>> Begin Available records

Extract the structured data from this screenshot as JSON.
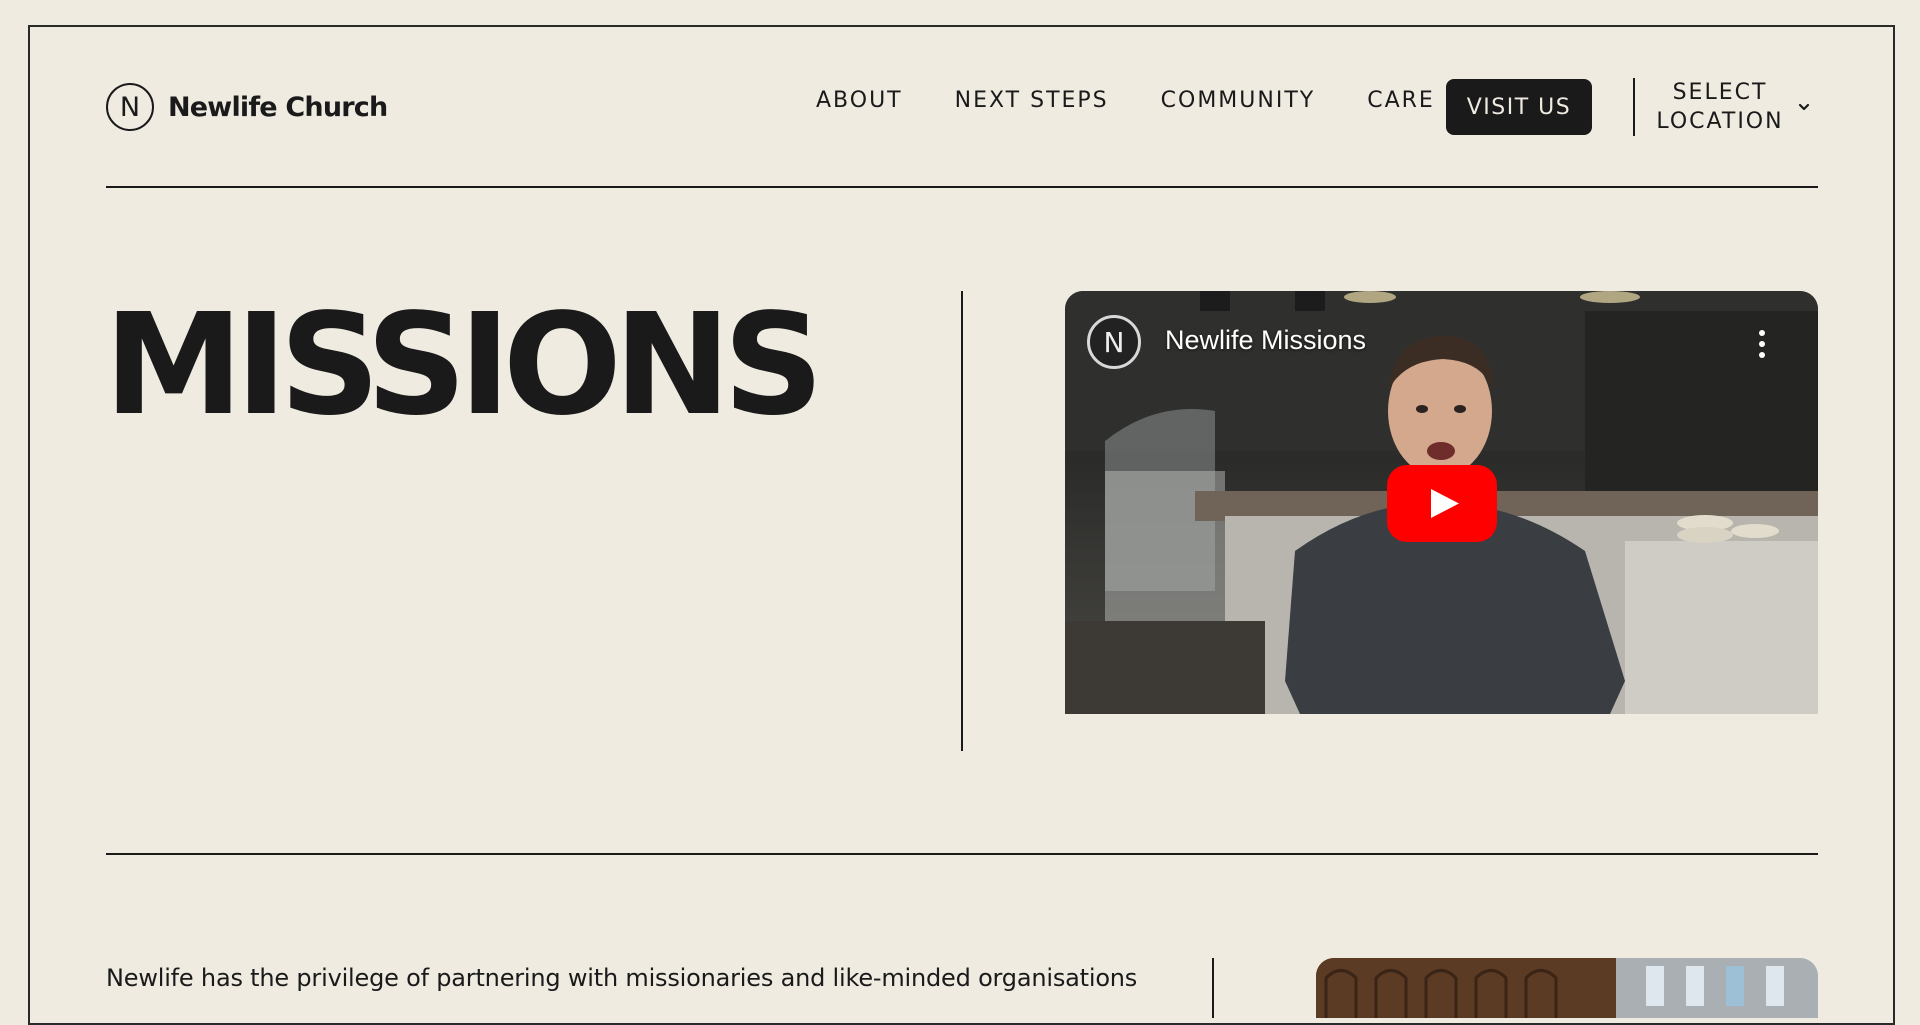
{
  "header": {
    "logo_letter": "N",
    "logo_text": "Newlife Church",
    "nav": [
      "ABOUT",
      "NEXT STEPS",
      "COMMUNITY",
      "CARE"
    ],
    "visit_label": "VISIT US",
    "location_line1": "SELECT",
    "location_line2": "LOCATION"
  },
  "hero": {
    "title": "MISSIONS",
    "video": {
      "channel_letter": "N",
      "title": "Newlife Missions"
    }
  },
  "intro": {
    "text": "Newlife has the privilege of partnering with missionaries and like-minded organisations"
  },
  "colors": {
    "background": "#efebe1",
    "ink": "#1a1a1a",
    "play_red": "#ff0000"
  }
}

>> End Available records

▸ **Your instructions**
Make an exact copy of all the material, but keep the pictures out of it.

▸ **Result for this exercise**
Extract the structured data from this screenshot as JSON.
{
  "header": {
    "logo_letter": "N",
    "logo_text": "Newlife Church",
    "nav": [
      "ABOUT",
      "NEXT STEPS",
      "COMMUNITY",
      "CARE"
    ],
    "visit_label": "VISIT US",
    "location_line1": "SELECT",
    "location_line2": "LOCATION"
  },
  "hero": {
    "title": "MISSIONS",
    "video": {
      "channel_letter": "N",
      "title": "Newlife Missions"
    }
  },
  "intro": {
    "text": "Newlife has the privilege of partnering with missionaries and like-minded organisations"
  },
  "colors": {
    "background": "#efebe1",
    "ink": "#1a1a1a",
    "play_red": "#ff0000"
  }
}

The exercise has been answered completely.